EXTRACTED INFORMATION START
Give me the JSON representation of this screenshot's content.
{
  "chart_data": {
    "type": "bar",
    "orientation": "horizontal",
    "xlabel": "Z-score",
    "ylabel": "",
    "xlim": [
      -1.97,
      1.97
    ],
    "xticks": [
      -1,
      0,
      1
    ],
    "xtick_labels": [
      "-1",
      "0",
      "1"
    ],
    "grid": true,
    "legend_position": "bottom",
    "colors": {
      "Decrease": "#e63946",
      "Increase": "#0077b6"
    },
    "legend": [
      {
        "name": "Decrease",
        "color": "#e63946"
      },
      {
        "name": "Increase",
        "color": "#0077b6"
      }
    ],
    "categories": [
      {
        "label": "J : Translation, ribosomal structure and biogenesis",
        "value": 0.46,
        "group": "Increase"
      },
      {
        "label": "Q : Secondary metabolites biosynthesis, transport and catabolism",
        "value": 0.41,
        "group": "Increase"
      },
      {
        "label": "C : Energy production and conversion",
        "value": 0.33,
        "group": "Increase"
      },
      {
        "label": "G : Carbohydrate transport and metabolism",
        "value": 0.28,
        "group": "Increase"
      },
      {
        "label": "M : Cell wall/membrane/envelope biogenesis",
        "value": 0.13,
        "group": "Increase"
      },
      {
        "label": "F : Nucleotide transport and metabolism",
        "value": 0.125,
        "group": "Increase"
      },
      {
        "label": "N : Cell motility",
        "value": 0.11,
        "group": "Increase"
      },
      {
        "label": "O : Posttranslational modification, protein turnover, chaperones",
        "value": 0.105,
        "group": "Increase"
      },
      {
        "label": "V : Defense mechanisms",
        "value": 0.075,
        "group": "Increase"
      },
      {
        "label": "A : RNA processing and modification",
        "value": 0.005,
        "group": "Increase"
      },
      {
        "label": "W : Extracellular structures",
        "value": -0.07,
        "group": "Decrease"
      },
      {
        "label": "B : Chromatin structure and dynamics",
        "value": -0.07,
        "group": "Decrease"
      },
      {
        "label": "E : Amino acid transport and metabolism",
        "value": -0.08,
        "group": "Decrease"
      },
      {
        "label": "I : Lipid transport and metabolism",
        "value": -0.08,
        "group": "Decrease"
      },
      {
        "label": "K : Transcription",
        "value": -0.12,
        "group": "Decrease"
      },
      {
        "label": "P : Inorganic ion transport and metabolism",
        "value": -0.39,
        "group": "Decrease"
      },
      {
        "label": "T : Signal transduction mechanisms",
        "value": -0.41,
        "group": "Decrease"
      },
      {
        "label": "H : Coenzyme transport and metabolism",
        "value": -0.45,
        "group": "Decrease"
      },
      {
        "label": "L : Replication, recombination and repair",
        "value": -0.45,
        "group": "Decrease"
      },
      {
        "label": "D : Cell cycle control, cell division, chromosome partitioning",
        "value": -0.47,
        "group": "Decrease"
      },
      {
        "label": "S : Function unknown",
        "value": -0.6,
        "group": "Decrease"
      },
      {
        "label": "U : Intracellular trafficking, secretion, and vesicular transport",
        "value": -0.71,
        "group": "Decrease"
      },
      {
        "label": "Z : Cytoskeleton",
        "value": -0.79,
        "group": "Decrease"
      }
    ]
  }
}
EXTRACTED INFORMATION END
**TASK TO COMPLETE**
Each entry shown above should be copied out exactly.

**PROBLEM SOLUTION**
Give me the JSON representation of this screenshot's content.
{
  "chart_data": {
    "type": "bar",
    "orientation": "horizontal",
    "xlabel": "Z-score",
    "ylabel": "",
    "xlim": [
      -1.97,
      1.97
    ],
    "xticks": [
      -1,
      0,
      1
    ],
    "xtick_labels": [
      "-1",
      "0",
      "1"
    ],
    "grid": true,
    "legend_position": "bottom",
    "colors": {
      "Decrease": "#e63946",
      "Increase": "#0077b6"
    },
    "legend": [
      {
        "name": "Decrease",
        "color": "#e63946"
      },
      {
        "name": "Increase",
        "color": "#0077b6"
      }
    ],
    "categories": [
      {
        "label": "J : Translation, ribosomal structure and biogenesis",
        "value": 0.46,
        "group": "Increase"
      },
      {
        "label": "Q : Secondary metabolites biosynthesis, transport and catabolism",
        "value": 0.41,
        "group": "Increase"
      },
      {
        "label": "C : Energy production and conversion",
        "value": 0.33,
        "group": "Increase"
      },
      {
        "label": "G : Carbohydrate transport and metabolism",
        "value": 0.28,
        "group": "Increase"
      },
      {
        "label": "M : Cell wall/membrane/envelope biogenesis",
        "value": 0.13,
        "group": "Increase"
      },
      {
        "label": "F : Nucleotide transport and metabolism",
        "value": 0.125,
        "group": "Increase"
      },
      {
        "label": "N : Cell motility",
        "value": 0.11,
        "group": "Increase"
      },
      {
        "label": "O : Posttranslational modification, protein turnover, chaperones",
        "value": 0.105,
        "group": "Increase"
      },
      {
        "label": "V : Defense mechanisms",
        "value": 0.075,
        "group": "Increase"
      },
      {
        "label": "A : RNA processing and modification",
        "value": 0.005,
        "group": "Increase"
      },
      {
        "label": "W : Extracellular structures",
        "value": -0.07,
        "group": "Decrease"
      },
      {
        "label": "B : Chromatin structure and dynamics",
        "value": -0.07,
        "group": "Decrease"
      },
      {
        "label": "E : Amino acid transport and metabolism",
        "value": -0.08,
        "group": "Decrease"
      },
      {
        "label": "I : Lipid transport and metabolism",
        "value": -0.08,
        "group": "Decrease"
      },
      {
        "label": "K : Transcription",
        "value": -0.12,
        "group": "Decrease"
      },
      {
        "label": "P : Inorganic ion transport and metabolism",
        "value": -0.39,
        "group": "Decrease"
      },
      {
        "label": "T : Signal transduction mechanisms",
        "value": -0.41,
        "group": "Decrease"
      },
      {
        "label": "H : Coenzyme transport and metabolism",
        "value": -0.45,
        "group": "Decrease"
      },
      {
        "label": "L : Replication, recombination and repair",
        "value": -0.45,
        "group": "Decrease"
      },
      {
        "label": "D : Cell cycle control, cell division, chromosome partitioning",
        "value": -0.47,
        "group": "Decrease"
      },
      {
        "label": "S : Function unknown",
        "value": -0.6,
        "group": "Decrease"
      },
      {
        "label": "U : Intracellular trafficking, secretion, and vesicular transport",
        "value": -0.71,
        "group": "Decrease"
      },
      {
        "label": "Z : Cytoskeleton",
        "value": -0.79,
        "group": "Decrease"
      }
    ]
  }
}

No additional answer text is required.